SET PROBLEM: Repeat the material below exactly, with no pictures.

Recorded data
══════════

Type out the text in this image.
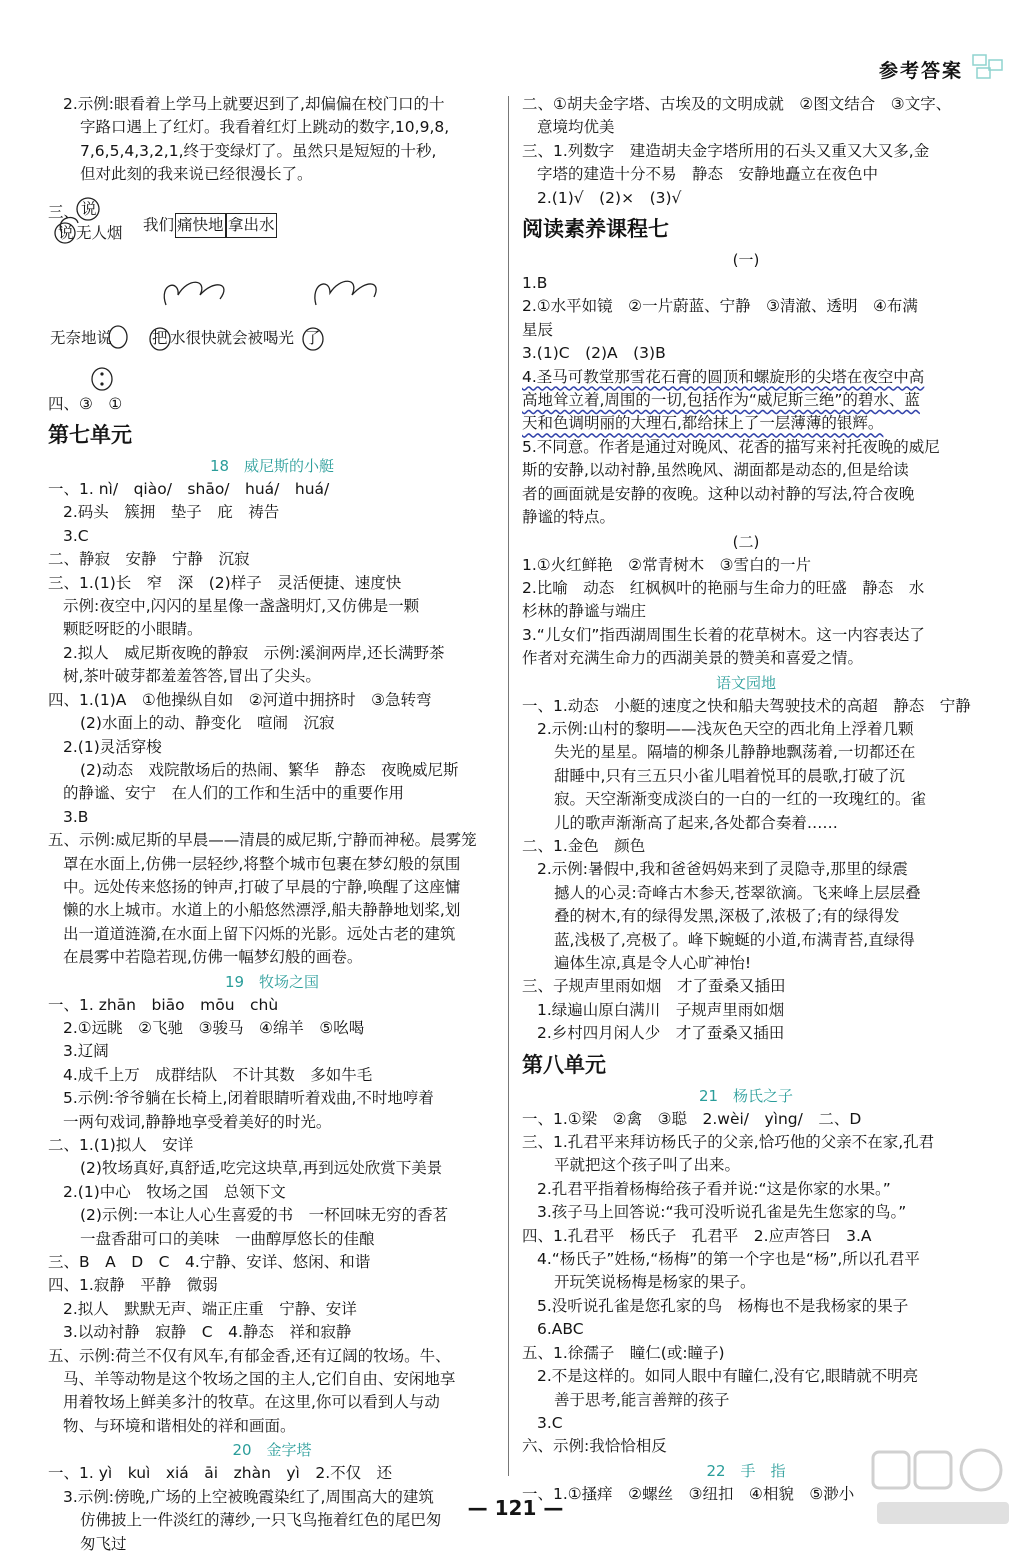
参考答案

2.示例:眼看着上学马上就要迟到了,却偏偏在校门口的十

字路口遇上了红灯。我看着红灯上跳动的数字,10,9,8,

7,6,5,4,3,2,1,终于变绿灯了。虽然只是短短的十秒,

但对此刻的我来说已经很漫长了。

三、 说
说 无人烟 我们 痛快地 拿出水
无奈地说	把 水很快就会被喝光 了

四、③　①

第七单元
18　威尼斯的小艇

一、1. nì/　qiào/　shāo/　huá/　huá/

2.码头　簇拥　垫子　庇　祷告

3.C

二、静寂　安静　宁静　沉寂

三、1.(1)长　窄　深　(2)样子　灵活便捷、速度快

示例:夜空中,闪闪的星星像一盏盏明灯,又仿佛是一颗

颗眨呀眨的小眼睛。

2.拟人　威尼斯夜晚的静寂　示例:溪涧两岸,还长满野茶

树,茶叶破芽都羞羞答答,冒出了尖头。

四、1.(1)A　①他操纵自如　②河道中拥挤时　③急转弯

(2)水面上的动、静变化　喧闹　沉寂

2.(1)灵活穿梭

(2)动态　戏院散场后的热闹、繁华　静态　夜晚威尼斯

的静谧、安宁　在人们的工作和生活中的重要作用

3.B

五、示例:威尼斯的早晨——清晨的威尼斯,宁静而神秘。晨雾笼

罩在水面上,仿佛一层轻纱,将整个城市包裹在梦幻般的氛围

中。远处传来悠扬的钟声,打破了早晨的宁静,唤醒了这座慵

懒的水上城市。水道上的小船悠然漂浮,船夫静静地划桨,划

出一道道涟漪,在水面上留下闪烁的光影。远处古老的建筑

在晨雾中若隐若现,仿佛一幅梦幻般的画卷。

19　牧场之国

一、1. zhān　biāo　mōu　chù

2.①远眺　②飞驰　③骏马　④绵羊　⑤吆喝

3.辽阔

4.成千上万　成群结队　不计其数　多如牛毛

5.示例:爷爷躺在长椅上,闭着眼睛听着戏曲,不时地哼着

一两句戏词,静静地享受着美好的时光。

二、1.(1)拟人　安详

(2)牧场真好,真舒适,吃完这块草,再到远处欣赏下美景

2.(1)中心　牧场之国　总领下文

(2)示例:一本让人心生喜爱的书　一杯回味无穷的香茗

一盘香甜可口的美味　一曲醇厚悠长的佳酿

三、B　A　D　C　4.宁静、安详、悠闲、和谐

四、1.寂静　平静　微弱

2.拟人　默默无声、端正庄重　宁静、安详

3.以动衬静　寂静　C　4.静态　祥和寂静

五、示例:荷兰不仅有风车,有郁金香,还有辽阔的牧场。牛、

马、羊等动物是这个牧场之国的主人,它们自由、安闲地享

用着牧场上鲜美多汁的牧草。在这里,你可以看到人与动

物、与环境和谐相处的祥和画面。

20　金字塔

一、1. yì　kuì　xiá　āi　zhàn　yì　2.不仅　还

3.示例:傍晚,广场的上空被晚霞染红了,周围高大的建筑

仿佛披上一件淡红的薄纱,一只飞鸟拖着红色的尾巴匆

匆飞过

二、①胡夫金字塔、古埃及的文明成就　②图文结合　③文字、

意境均优美

三、1.列数字　建造胡夫金字塔所用的石头又重又大又多,金

字塔的建造十分不易　静态　安静地矗立在夜色中

2.(1)√　(2)×　(3)√

阅读素养课程七
(一)

1.B

2.①水平如镜　②一片蔚蓝、宁静　③清澈、透明　④布满

星辰

3.(1)C　(2)A　(3)B

4.圣马可教堂那雪花石膏的圆顶和螺旋形的尖塔在夜空中高

高地耸立着,周围的一切,包括作为“威尼斯三绝”的碧水、蓝

天和色调明丽的大理石,都给抹上了一层薄薄的银辉。

5.不同意。作者是通过对晚风、花香的描写来衬托夜晚的威尼

斯的安静,以动衬静,虽然晚风、湖面都是动态的,但是给读

者的画面就是安静的夜晚。这种以动衬静的写法,符合夜晚

静谧的特点。

(二)

1.①火红鲜艳　②常青树木　③雪白的一片

2.比喻　动态　红枫枫叶的艳丽与生命力的旺盛　静态　水

杉林的静谧与端庄

3.“儿女们”指西湖周围生长着的花草树木。这一内容表达了

作者对充满生命力的西湖美景的赞美和喜爱之情。

语文园地

一、1.动态　小艇的速度之快和船夫驾驶技术的高超　静态　宁静

2.示例:山村的黎明——浅灰色天空的西北角上浮着几颗

失光的星星。隔墙的柳条儿静静地飘荡着,一切都还在

甜睡中,只有三五只小雀儿唱着悦耳的晨歌,打破了沉

寂。天空渐渐变成淡白的一白的一红的一玫瑰红的。雀

儿的歌声渐渐高了起来,各处都合奏着……

二、1.金色　颜色

2.示例:暑假中,我和爸爸妈妈来到了灵隐寺,那里的绿震

撼人的心灵:奇峰古木参天,苍翠欲滴。飞来峰上层层叠

叠的树木,有的绿得发黑,深极了,浓极了;有的绿得发

蓝,浅极了,亮极了。峰下蜿蜒的小道,布满青苔,直绿得

遍体生凉,真是令人心旷神怡!

三、子规声里雨如烟　才了蚕桑又插田

1.绿遍山原白满川　子规声里雨如烟

2.乡村四月闲人少　才了蚕桑又插田

第八单元
21　杨氏之子

一、1.①梁　②禽　③聪　2.wèi/　yìng/　二、D

三、1.孔君平来拜访杨氏子的父亲,恰巧他的父亲不在家,孔君

平就把这个孩子叫了出来。

2.孔君平指着杨梅给孩子看并说:“这是你家的水果。”

3.孩子马上回答说:“我可没听说孔雀是先生您家的鸟。”

四、1.孔君平　杨氏子　孔君平　2.应声答曰　3.A

4.“杨氏子”姓杨,“杨梅”的第一个字也是“杨”,所以孔君平

开玩笑说杨梅是杨家的果子。

5.没听说孔雀是您孔家的鸟　杨梅也不是我杨家的果子

6.ABC

五、1.徐孺子　瞳仁(或:瞳子)

2.不是这样的。如同人眼中有瞳仁,没有它,眼睛就不明亮

善于思考,能言善辩的孩子

3.C

六、示例:我恰恰相反

22　手　指

一、1.①搔痒　②螺丝　③纽扣　④相貌　⑤渺小

— 121 —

══════════

CORRECT RESPONSE:
Type out the text in this image.
参考答案

2.示例:眼看着上学马上就要迟到了,却偏偏在校门口的十

字路口遇上了红灯。我看着红灯上跳动的数字,10,9,8,

7,6,5,4,3,2,1,终于变绿灯了。虽然只是短短的十秒,

但对此刻的我来说已经很漫长了。

三、 说
说 无人烟 我们 痛快地 拿出水
无奈地说	把 水很快就会被喝光 了

四、③　①

第七单元
18　威尼斯的小艇

一、1. nì/　qiào/　shāo/　huá/　huá/

2.码头　簇拥　垫子　庇　祷告

3.C

二、静寂　安静　宁静　沉寂

三、1.(1)长　窄　深　(2)样子　灵活便捷、速度快

示例:夜空中,闪闪的星星像一盏盏明灯,又仿佛是一颗

颗眨呀眨的小眼睛。

2.拟人　威尼斯夜晚的静寂　示例:溪涧两岸,还长满野茶

树,茶叶破芽都羞羞答答,冒出了尖头。

四、1.(1)A　①他操纵自如　②河道中拥挤时　③急转弯

(2)水面上的动、静变化　喧闹　沉寂

2.(1)灵活穿梭

(2)动态　戏院散场后的热闹、繁华　静态　夜晚威尼斯

的静谧、安宁　在人们的工作和生活中的重要作用

3.B

五、示例:威尼斯的早晨——清晨的威尼斯,宁静而神秘。晨雾笼

罩在水面上,仿佛一层轻纱,将整个城市包裹在梦幻般的氛围

中。远处传来悠扬的钟声,打破了早晨的宁静,唤醒了这座慵

懒的水上城市。水道上的小船悠然漂浮,船夫静静地划桨,划

出一道道涟漪,在水面上留下闪烁的光影。远处古老的建筑

在晨雾中若隐若现,仿佛一幅梦幻般的画卷。

19　牧场之国

一、1. zhān　biāo　mōu　chù

2.①远眺　②飞驰　③骏马　④绵羊　⑤吆喝

3.辽阔

4.成千上万　成群结队　不计其数　多如牛毛

5.示例:爷爷躺在长椅上,闭着眼睛听着戏曲,不时地哼着

一两句戏词,静静地享受着美好的时光。

二、1.(1)拟人　安详

(2)牧场真好,真舒适,吃完这块草,再到远处欣赏下美景

2.(1)中心　牧场之国　总领下文

(2)示例:一本让人心生喜爱的书　一杯回味无穷的香茗

一盘香甜可口的美味　一曲醇厚悠长的佳酿

三、B　A　D　C　4.宁静、安详、悠闲、和谐

四、1.寂静　平静　微弱

2.拟人　默默无声、端正庄重　宁静、安详

3.以动衬静　寂静　C　4.静态　祥和寂静

五、示例:荷兰不仅有风车,有郁金香,还有辽阔的牧场。牛、

马、羊等动物是这个牧场之国的主人,它们自由、安闲地享

用着牧场上鲜美多汁的牧草。在这里,你可以看到人与动

物、与环境和谐相处的祥和画面。

20　金字塔

一、1. yì　kuì　xiá　āi　zhàn　yì　2.不仅　还

3.示例:傍晚,广场的上空被晚霞染红了,周围高大的建筑

仿佛披上一件淡红的薄纱,一只飞鸟拖着红色的尾巴匆

匆飞过

二、①胡夫金字塔、古埃及的文明成就　②图文结合　③文字、

意境均优美

三、1.列数字　建造胡夫金字塔所用的石头又重又大又多,金

字塔的建造十分不易　静态　安静地矗立在夜色中

2.(1)√　(2)×　(3)√

阅读素养课程七
(一)

1.B

2.①水平如镜　②一片蔚蓝、宁静　③清澈、透明　④布满

星辰

3.(1)C　(2)A　(3)B

4.圣马可教堂那雪花石膏的圆顶和螺旋形的尖塔在夜空中高

高地耸立着,周围的一切,包括作为“威尼斯三绝”的碧水、蓝

天和色调明丽的大理石,都给抹上了一层薄薄的银辉。

5.不同意。作者是通过对晚风、花香的描写来衬托夜晚的威尼

斯的安静,以动衬静,虽然晚风、湖面都是动态的,但是给读

者的画面就是安静的夜晚。这种以动衬静的写法,符合夜晚

静谧的特点。

(二)

1.①火红鲜艳　②常青树木　③雪白的一片

2.比喻　动态　红枫枫叶的艳丽与生命力的旺盛　静态　水

杉林的静谧与端庄

3.“儿女们”指西湖周围生长着的花草树木。这一内容表达了

作者对充满生命力的西湖美景的赞美和喜爱之情。

语文园地

一、1.动态　小艇的速度之快和船夫驾驶技术的高超　静态　宁静

2.示例:山村的黎明——浅灰色天空的西北角上浮着几颗

失光的星星。隔墙的柳条儿静静地飘荡着,一切都还在

甜睡中,只有三五只小雀儿唱着悦耳的晨歌,打破了沉

寂。天空渐渐变成淡白的一白的一红的一玫瑰红的。雀

儿的歌声渐渐高了起来,各处都合奏着……

二、1.金色　颜色

2.示例:暑假中,我和爸爸妈妈来到了灵隐寺,那里的绿震

撼人的心灵:奇峰古木参天,苍翠欲滴。飞来峰上层层叠

叠的树木,有的绿得发黑,深极了,浓极了;有的绿得发

蓝,浅极了,亮极了。峰下蜿蜒的小道,布满青苔,直绿得

遍体生凉,真是令人心旷神怡!

三、子规声里雨如烟　才了蚕桑又插田

1.绿遍山原白满川　子规声里雨如烟

2.乡村四月闲人少　才了蚕桑又插田

第八单元
21　杨氏之子

一、1.①梁　②禽　③聪　2.wèi/　yìng/　二、D

三、1.孔君平来拜访杨氏子的父亲,恰巧他的父亲不在家,孔君

平就把这个孩子叫了出来。

2.孔君平指着杨梅给孩子看并说:“这是你家的水果。”

3.孩子马上回答说:“我可没听说孔雀是先生您家的鸟。”

四、1.孔君平　杨氏子　孔君平　2.应声答曰　3.A

4.“杨氏子”姓杨,“杨梅”的第一个字也是“杨”,所以孔君平

开玩笑说杨梅是杨家的果子。

5.没听说孔雀是您孔家的鸟　杨梅也不是我杨家的果子

6.ABC

五、1.徐孺子　瞳仁(或:瞳子)

2.不是这样的。如同人眼中有瞳仁,没有它,眼睛就不明亮

善于思考,能言善辩的孩子

3.C

六、示例:我恰恰相反

22　手　指

一、1.①搔痒　②螺丝　③纽扣　④相貌　⑤渺小

— 121 —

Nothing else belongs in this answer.